─── DATASET ENTRIES

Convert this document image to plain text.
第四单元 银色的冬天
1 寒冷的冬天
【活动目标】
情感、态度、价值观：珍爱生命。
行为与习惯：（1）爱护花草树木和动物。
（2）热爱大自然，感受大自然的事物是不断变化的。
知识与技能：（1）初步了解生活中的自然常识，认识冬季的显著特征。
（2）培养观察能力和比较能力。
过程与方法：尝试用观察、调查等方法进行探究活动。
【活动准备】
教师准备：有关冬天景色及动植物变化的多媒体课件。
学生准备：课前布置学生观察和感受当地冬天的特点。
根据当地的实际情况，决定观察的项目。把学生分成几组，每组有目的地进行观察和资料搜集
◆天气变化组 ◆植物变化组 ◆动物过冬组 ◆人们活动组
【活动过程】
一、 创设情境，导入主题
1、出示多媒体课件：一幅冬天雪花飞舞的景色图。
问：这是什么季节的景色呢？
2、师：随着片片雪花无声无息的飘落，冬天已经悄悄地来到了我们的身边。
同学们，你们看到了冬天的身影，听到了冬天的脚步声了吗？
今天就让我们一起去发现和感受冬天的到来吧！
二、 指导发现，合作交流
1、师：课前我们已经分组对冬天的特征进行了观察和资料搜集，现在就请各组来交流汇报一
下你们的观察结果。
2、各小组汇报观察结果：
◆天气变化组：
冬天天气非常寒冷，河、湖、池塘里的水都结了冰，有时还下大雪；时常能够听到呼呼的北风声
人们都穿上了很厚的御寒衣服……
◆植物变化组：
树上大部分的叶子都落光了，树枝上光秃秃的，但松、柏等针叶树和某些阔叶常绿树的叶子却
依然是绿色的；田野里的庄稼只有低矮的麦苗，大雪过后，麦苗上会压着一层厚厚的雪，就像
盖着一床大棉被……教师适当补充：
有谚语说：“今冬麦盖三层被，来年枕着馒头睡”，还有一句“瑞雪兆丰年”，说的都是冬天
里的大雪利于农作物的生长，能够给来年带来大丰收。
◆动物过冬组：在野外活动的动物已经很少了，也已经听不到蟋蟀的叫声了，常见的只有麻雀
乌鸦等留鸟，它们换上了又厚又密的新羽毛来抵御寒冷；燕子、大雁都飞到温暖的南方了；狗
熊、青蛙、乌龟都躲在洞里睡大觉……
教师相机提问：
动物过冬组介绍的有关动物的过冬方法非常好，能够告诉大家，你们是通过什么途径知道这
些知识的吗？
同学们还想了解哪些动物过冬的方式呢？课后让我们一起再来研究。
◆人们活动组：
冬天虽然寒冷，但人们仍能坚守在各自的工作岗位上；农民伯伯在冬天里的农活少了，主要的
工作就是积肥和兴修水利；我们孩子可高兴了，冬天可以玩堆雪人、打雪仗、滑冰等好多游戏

──────

Every entry must be retyped in full, exactly as given.

# [OUTPUT BELOW]
Convert this document image to plain text.
第四单元 银色的冬天
1 寒冷的冬天
【活动目标】
情感、态度、价值观：珍爱生命。
行为与习惯：（1）爱护花草树木和动物。
（2）热爱大自然，感受大自然的事物是不断变化的。
知识与技能：（1）初步了解生活中的自然常识，认识冬季的显著特征。
（2）培养观察能力和比较能力。
过程与方法：尝试用观察、调查等方法进行探究活动。
【活动准备】
教师准备：有关冬天景色及动植物变化的多媒体课件。
学生准备：课前布置学生观察和感受当地冬天的特点。
根据当地的实际情况，决定观察的项目。把学生分成几组，每组有目的地进行观察和资料搜集
◆天气变化组 ◆植物变化组 ◆动物过冬组 ◆人们活动组
【活动过程】
一、 创设情境，导入主题
1、出示多媒体课件：一幅冬天雪花飞舞的景色图。
问：这是什么季节的景色呢？
2、师：随着片片雪花无声无息的飘落，冬天已经悄悄地来到了我们的身边。
同学们，你们看到了冬天的身影，听到了冬天的脚步声了吗？
今天就让我们一起去发现和感受冬天的到来吧！
二、 指导发现，合作交流
1、师：课前我们已经分组对冬天的特征进行了观察和资料搜集，现在就请各组来交流汇报一
下你们的观察结果。
2、各小组汇报观察结果：
◆天气变化组：
冬天天气非常寒冷，河、湖、池塘里的水都结了冰，有时还下大雪；时常能够听到呼呼的北风声
人们都穿上了很厚的御寒衣服……
◆植物变化组：
树上大部分的叶子都落光了，树枝上光秃秃的，但松、柏等针叶树和某些阔叶常绿树的叶子却
依然是绿色的；田野里的庄稼只有低矮的麦苗，大雪过后，麦苗上会压着一层厚厚的雪，就像
盖着一床大棉被……教师适当补充：
有谚语说：“今冬麦盖三层被，来年枕着馒头睡”，还有一句“瑞雪兆丰年”，说的都是冬天
里的大雪利于农作物的生长，能够给来年带来大丰收。
◆动物过冬组：在野外活动的动物已经很少了，也已经听不到蟋蟀的叫声了，常见的只有麻雀
乌鸦等留鸟，它们换上了又厚又密的新羽毛来抵御寒冷；燕子、大雁都飞到温暖的南方了；狗
熊、青蛙、乌龟都躲在洞里睡大觉……
教师相机提问：
动物过冬组介绍的有关动物的过冬方法非常好，能够告诉大家，你们是通过什么途径知道这
些知识的吗？
同学们还想了解哪些动物过冬的方式呢？课后让我们一起再来研究。
◆人们活动组：
冬天虽然寒冷，但人们仍能坚守在各自的工作岗位上；农民伯伯在冬天里的农活少了，主要的
工作就是积肥和兴修水利；我们孩子可高兴了，冬天可以玩堆雪人、打雪仗、滑冰等好多游戏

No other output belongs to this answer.